■ WHAT THIS TASK INVOLVES: Transcribe each entry below exactly. Pictures do not go in the copy.

■ DATA EXCERPTS:
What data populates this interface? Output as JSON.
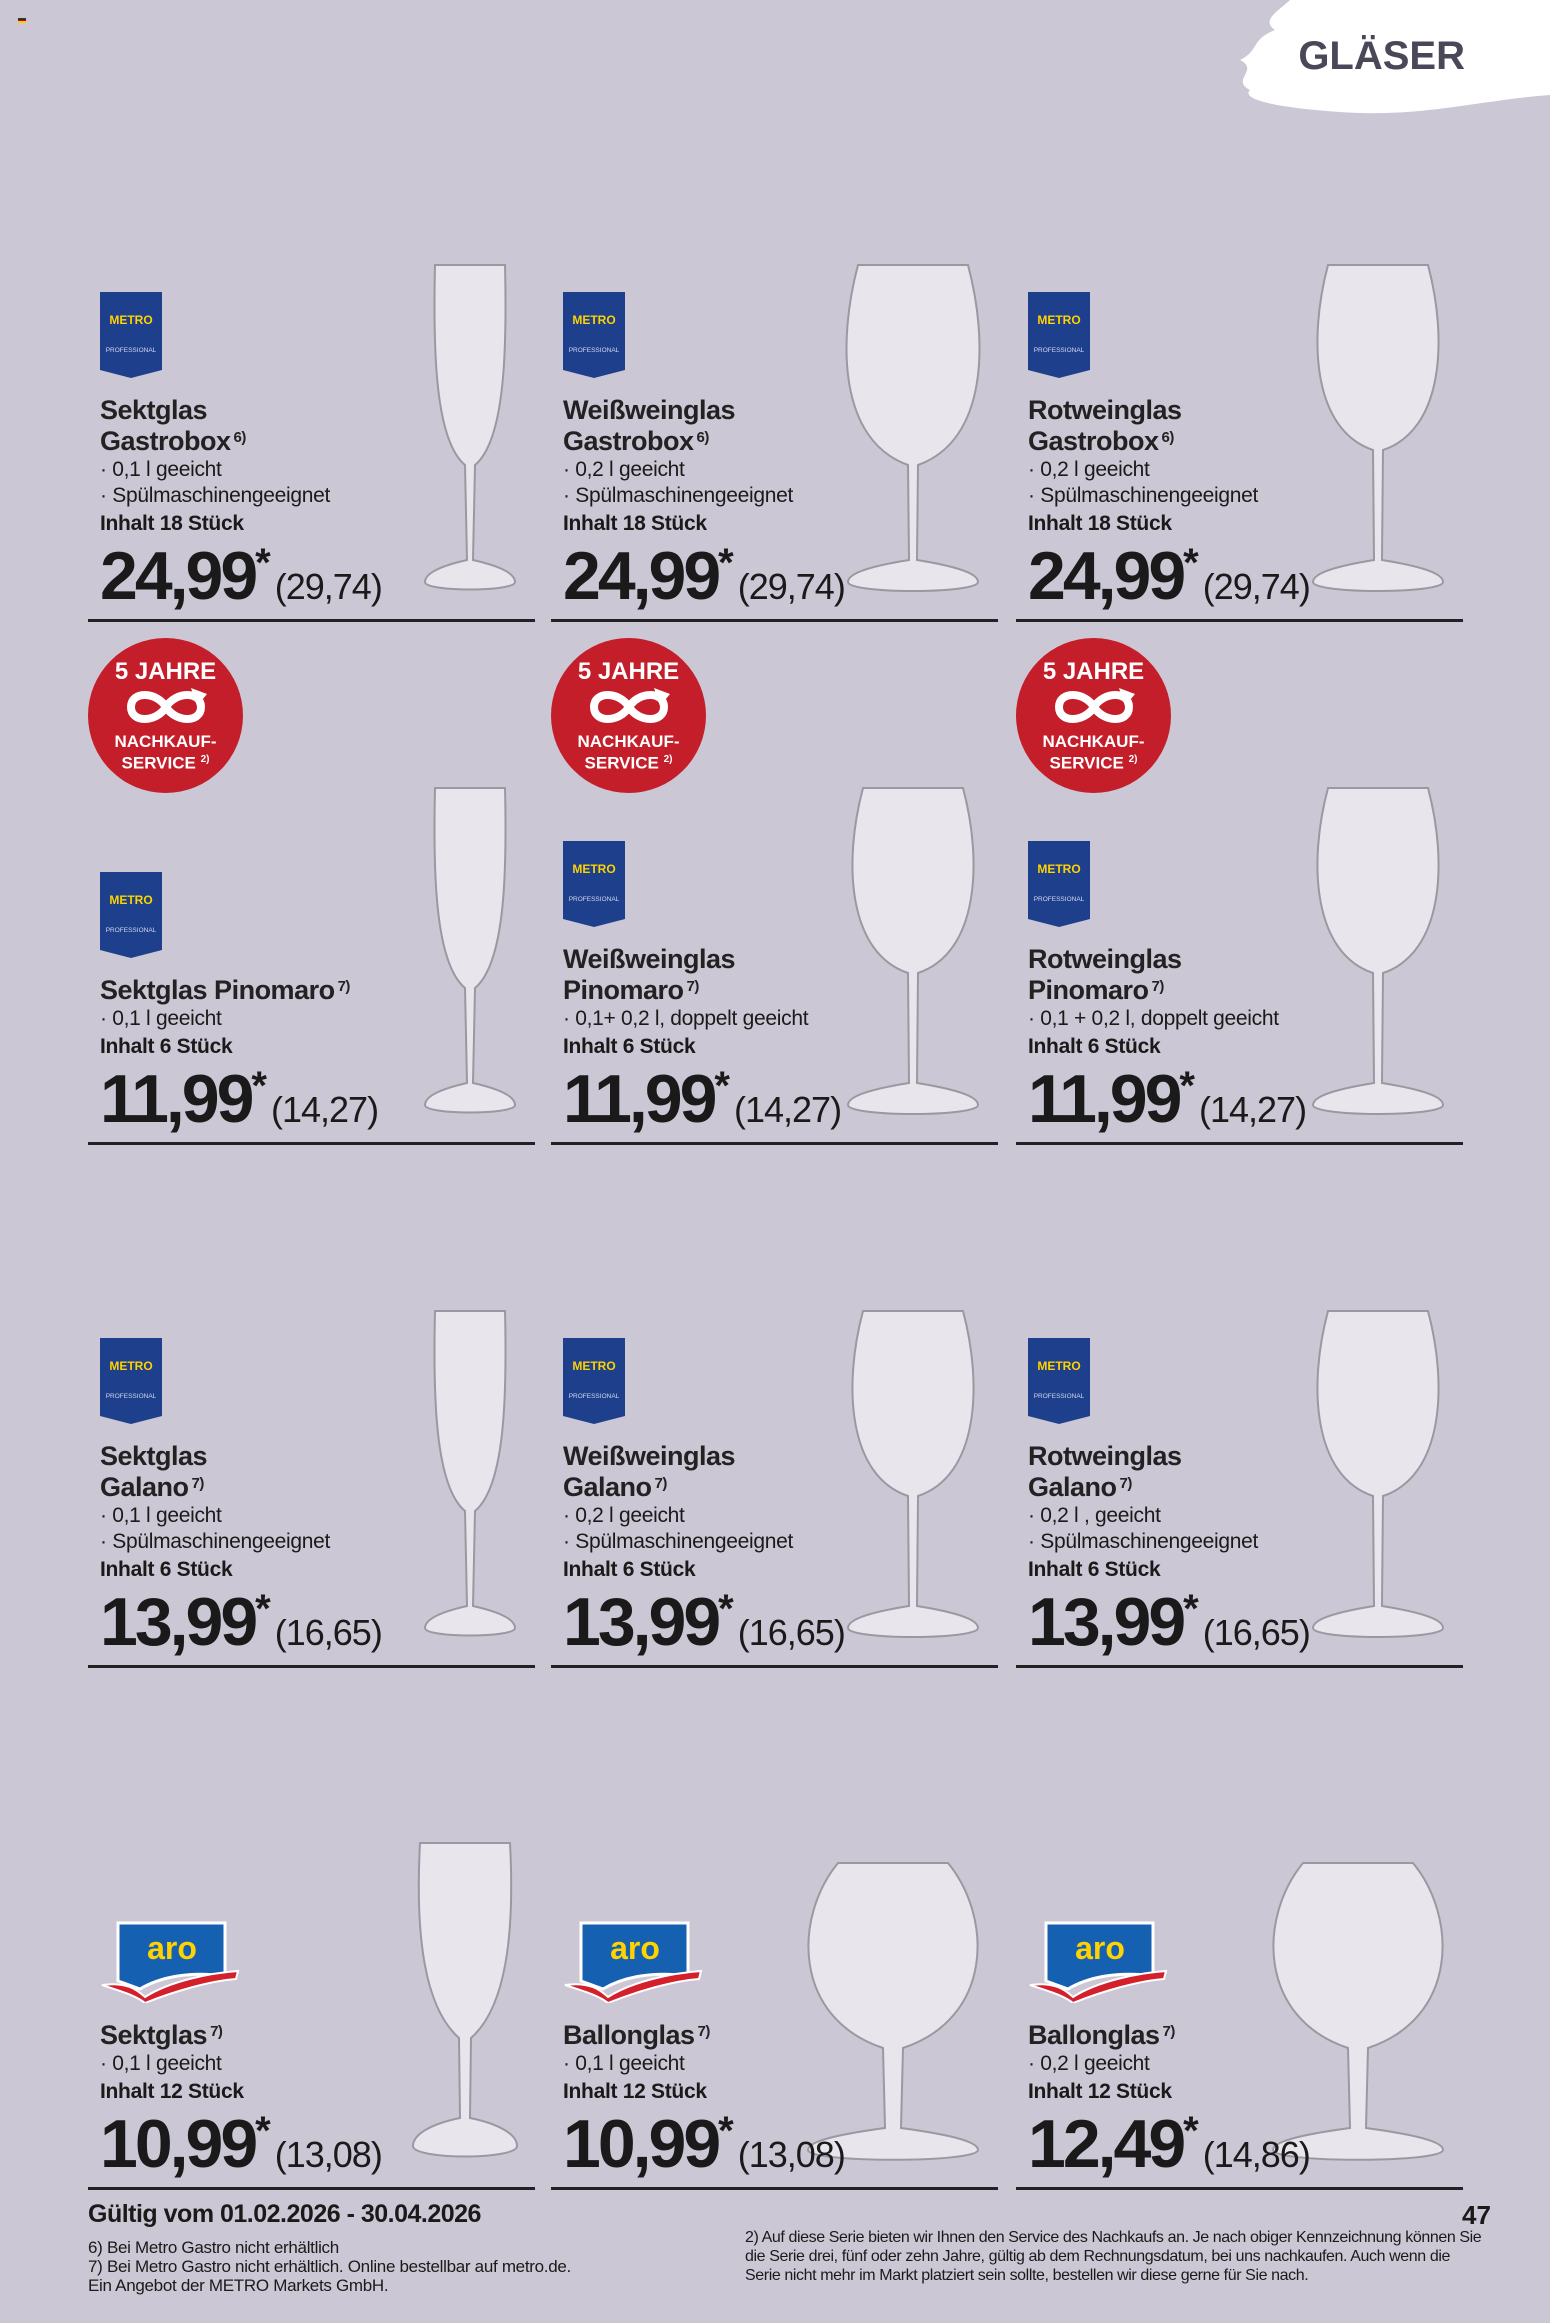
{
  "category": "GLÄSER",
  "page_number": "47",
  "validity": "Gültig vom 01.02.2026 - 30.04.2026",
  "footnotes_left": [
    "6) Bei Metro Gastro nicht erhältlich",
    "7) Bei Metro Gastro nicht erhältlich. Online bestellbar auf metro.de.",
    "Ein Angebot der METRO Markets GmbH."
  ],
  "footnote_right": "2) Auf diese Serie bieten wir Ihnen den Service des Nachkaufs an. Je nach obiger Kennzeichnung können Sie die Serie drei, fünf oder zehn Jahre, gültig ab dem Rechnungsdatum, bei uns nachkaufen. Auch wenn die Serie nicht mehr im Markt platziert sein sollte, bestellen wir diese gerne für Sie nach.",
  "badge": {
    "line1": "5 JAHRE",
    "line2": "NACHKAUF-",
    "line3": "SERVICE",
    "note": "2)",
    "icon": "infinity-arrow-icon",
    "color": "#c41e2a"
  },
  "brands": {
    "metro": {
      "name": "METRO",
      "sub": "PROFESSIONAL",
      "color": "#1d3f8c",
      "accent": "#ffd200"
    },
    "aro": {
      "name": "aro",
      "color": "#1560b0",
      "accent": "#ffd200",
      "swoosh": "#d4202a"
    }
  },
  "products": [
    {
      "brand": "metro",
      "title": [
        "Sektglas",
        "Gastrobox"
      ],
      "note": "6)",
      "bullets": [
        "0,1 l geeicht",
        "Spülmaschinengeeignet"
      ],
      "inhalt": "Inhalt 18 Stück",
      "price": "24,99",
      "star": "*",
      "gross": "(29,74)",
      "glass": "flute",
      "badge": false
    },
    {
      "brand": "metro",
      "title": [
        "Weißweinglas",
        "Gastrobox"
      ],
      "note": "6)",
      "bullets": [
        "0,2 l geeicht",
        "Spülmaschinengeeignet"
      ],
      "inhalt": "Inhalt 18 Stück",
      "price": "24,99",
      "star": "*",
      "gross": "(29,74)",
      "glass": "round",
      "badge": false
    },
    {
      "brand": "metro",
      "title": [
        "Rotweinglas",
        "Gastrobox"
      ],
      "note": "6)",
      "bullets": [
        "0,2 l geeicht",
        "Spülmaschinengeeignet"
      ],
      "inhalt": "Inhalt 18 Stück",
      "price": "24,99",
      "star": "*",
      "gross": "(29,74)",
      "glass": "wine",
      "badge": false
    },
    {
      "brand": "metro",
      "title": [
        "Sektglas Pinomaro"
      ],
      "note": "7)",
      "bullets": [
        "0,1 l geeicht"
      ],
      "inhalt": "Inhalt 6 Stück",
      "price": "11,99",
      "star": "*",
      "gross": "(14,27)",
      "glass": "flute",
      "badge": true
    },
    {
      "brand": "metro",
      "title": [
        "Weißweinglas",
        "Pinomaro"
      ],
      "note": "7)",
      "bullets": [
        "0,1+ 0,2 l, doppelt geeicht"
      ],
      "inhalt": "Inhalt 6 Stück",
      "price": "11,99",
      "star": "*",
      "gross": "(14,27)",
      "glass": "wine",
      "badge": true
    },
    {
      "brand": "metro",
      "title": [
        "Rotweinglas",
        "Pinomaro"
      ],
      "note": "7)",
      "bullets": [
        "0,1 + 0,2 l, doppelt geeicht"
      ],
      "inhalt": "Inhalt 6 Stück",
      "price": "11,99",
      "star": "*",
      "gross": "(14,27)",
      "glass": "wine",
      "badge": true
    },
    {
      "brand": "metro",
      "title": [
        "Sektglas",
        "Galano"
      ],
      "note": "7)",
      "bullets": [
        "0,1 l geeicht",
        "Spülmaschinengeeignet"
      ],
      "inhalt": "Inhalt 6 Stück",
      "price": "13,99",
      "star": "*",
      "gross": "(16,65)",
      "glass": "flute",
      "badge": false
    },
    {
      "brand": "metro",
      "title": [
        "Weißweinglas",
        "Galano"
      ],
      "note": "7)",
      "bullets": [
        "0,2 l geeicht",
        "Spülmaschinengeeignet"
      ],
      "inhalt": "Inhalt 6 Stück",
      "price": "13,99",
      "star": "*",
      "gross": "(16,65)",
      "glass": "wine",
      "badge": false
    },
    {
      "brand": "metro",
      "title": [
        "Rotweinglas",
        "Galano"
      ],
      "note": "7)",
      "bullets": [
        "0,2 l , geeicht",
        "Spülmaschinengeeignet"
      ],
      "inhalt": "Inhalt 6 Stück",
      "price": "13,99",
      "star": "*",
      "gross": "(16,65)",
      "glass": "wine",
      "badge": false
    },
    {
      "brand": "aro",
      "title": [
        "Sektglas"
      ],
      "note": "7)",
      "bullets": [
        "0,1 l geeicht"
      ],
      "inhalt": "Inhalt 12 Stück",
      "price": "10,99",
      "star": "*",
      "gross": "(13,08)",
      "glass": "tulip",
      "badge": false
    },
    {
      "brand": "aro",
      "title": [
        "Ballonglas"
      ],
      "note": "7)",
      "bullets": [
        "0,1 l geeicht"
      ],
      "inhalt": "Inhalt 12 Stück",
      "price": "10,99",
      "star": "*",
      "gross": "(13,08)",
      "glass": "ballon",
      "badge": false
    },
    {
      "brand": "aro",
      "title": [
        "Ballonglas"
      ],
      "note": "7)",
      "bullets": [
        "0,2 l geeicht"
      ],
      "inhalt": "Inhalt 12 Stück",
      "price": "12,49",
      "star": "*",
      "gross": "(14,86)",
      "glass": "ballon",
      "badge": false
    }
  ]
}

■ ANSWER TO THIS TASK:
What data populates this interface? Output as JSON.
{
  "category": "GLÄSER",
  "page_number": "47",
  "validity": "Gültig vom 01.02.2026 - 30.04.2026",
  "footnotes_left": [
    "6) Bei Metro Gastro nicht erhältlich",
    "7) Bei Metro Gastro nicht erhältlich. Online bestellbar auf metro.de.",
    "Ein Angebot der METRO Markets GmbH."
  ],
  "footnote_right": "2) Auf diese Serie bieten wir Ihnen den Service des Nachkaufs an. Je nach obiger Kennzeichnung können Sie die Serie drei, fünf oder zehn Jahre, gültig ab dem Rechnungsdatum, bei uns nachkaufen. Auch wenn die Serie nicht mehr im Markt platziert sein sollte, bestellen wir diese gerne für Sie nach.",
  "badge": {
    "line1": "5 JAHRE",
    "line2": "NACHKAUF-",
    "line3": "SERVICE",
    "note": "2)",
    "icon": "infinity-arrow-icon",
    "color": "#c41e2a"
  },
  "brands": {
    "metro": {
      "name": "METRO",
      "sub": "PROFESSIONAL",
      "color": "#1d3f8c",
      "accent": "#ffd200"
    },
    "aro": {
      "name": "aro",
      "color": "#1560b0",
      "accent": "#ffd200",
      "swoosh": "#d4202a"
    }
  },
  "products": [
    {
      "brand": "metro",
      "title": [
        "Sektglas",
        "Gastrobox"
      ],
      "note": "6)",
      "bullets": [
        "0,1 l geeicht",
        "Spülmaschinengeeignet"
      ],
      "inhalt": "Inhalt 18 Stück",
      "price": "24,99",
      "star": "*",
      "gross": "(29,74)",
      "glass": "flute",
      "badge": false
    },
    {
      "brand": "metro",
      "title": [
        "Weißweinglas",
        "Gastrobox"
      ],
      "note": "6)",
      "bullets": [
        "0,2 l geeicht",
        "Spülmaschinengeeignet"
      ],
      "inhalt": "Inhalt 18 Stück",
      "price": "24,99",
      "star": "*",
      "gross": "(29,74)",
      "glass": "round",
      "badge": false
    },
    {
      "brand": "metro",
      "title": [
        "Rotweinglas",
        "Gastrobox"
      ],
      "note": "6)",
      "bullets": [
        "0,2 l geeicht",
        "Spülmaschinengeeignet"
      ],
      "inhalt": "Inhalt 18 Stück",
      "price": "24,99",
      "star": "*",
      "gross": "(29,74)",
      "glass": "wine",
      "badge": false
    },
    {
      "brand": "metro",
      "title": [
        "Sektglas Pinomaro"
      ],
      "note": "7)",
      "bullets": [
        "0,1 l geeicht"
      ],
      "inhalt": "Inhalt 6 Stück",
      "price": "11,99",
      "star": "*",
      "gross": "(14,27)",
      "glass": "flute",
      "badge": true
    },
    {
      "brand": "metro",
      "title": [
        "Weißweinglas",
        "Pinomaro"
      ],
      "note": "7)",
      "bullets": [
        "0,1+ 0,2 l, doppelt geeicht"
      ],
      "inhalt": "Inhalt 6 Stück",
      "price": "11,99",
      "star": "*",
      "gross": "(14,27)",
      "glass": "wine",
      "badge": true
    },
    {
      "brand": "metro",
      "title": [
        "Rotweinglas",
        "Pinomaro"
      ],
      "note": "7)",
      "bullets": [
        "0,1 + 0,2 l, doppelt geeicht"
      ],
      "inhalt": "Inhalt 6 Stück",
      "price": "11,99",
      "star": "*",
      "gross": "(14,27)",
      "glass": "wine",
      "badge": true
    },
    {
      "brand": "metro",
      "title": [
        "Sektglas",
        "Galano"
      ],
      "note": "7)",
      "bullets": [
        "0,1 l geeicht",
        "Spülmaschinengeeignet"
      ],
      "inhalt": "Inhalt 6 Stück",
      "price": "13,99",
      "star": "*",
      "gross": "(16,65)",
      "glass": "flute",
      "badge": false
    },
    {
      "brand": "metro",
      "title": [
        "Weißweinglas",
        "Galano"
      ],
      "note": "7)",
      "bullets": [
        "0,2 l geeicht",
        "Spülmaschinengeeignet"
      ],
      "inhalt": "Inhalt 6 Stück",
      "price": "13,99",
      "star": "*",
      "gross": "(16,65)",
      "glass": "wine",
      "badge": false
    },
    {
      "brand": "metro",
      "title": [
        "Rotweinglas",
        "Galano"
      ],
      "note": "7)",
      "bullets": [
        "0,2 l , geeicht",
        "Spülmaschinengeeignet"
      ],
      "inhalt": "Inhalt 6 Stück",
      "price": "13,99",
      "star": "*",
      "gross": "(16,65)",
      "glass": "wine",
      "badge": false
    },
    {
      "brand": "aro",
      "title": [
        "Sektglas"
      ],
      "note": "7)",
      "bullets": [
        "0,1 l geeicht"
      ],
      "inhalt": "Inhalt 12 Stück",
      "price": "10,99",
      "star": "*",
      "gross": "(13,08)",
      "glass": "tulip",
      "badge": false
    },
    {
      "brand": "aro",
      "title": [
        "Ballonglas"
      ],
      "note": "7)",
      "bullets": [
        "0,1 l geeicht"
      ],
      "inhalt": "Inhalt 12 Stück",
      "price": "10,99",
      "star": "*",
      "gross": "(13,08)",
      "glass": "ballon",
      "badge": false
    },
    {
      "brand": "aro",
      "title": [
        "Ballonglas"
      ],
      "note": "7)",
      "bullets": [
        "0,2 l geeicht"
      ],
      "inhalt": "Inhalt 12 Stück",
      "price": "12,49",
      "star": "*",
      "gross": "(14,86)",
      "glass": "ballon",
      "badge": false
    }
  ]
}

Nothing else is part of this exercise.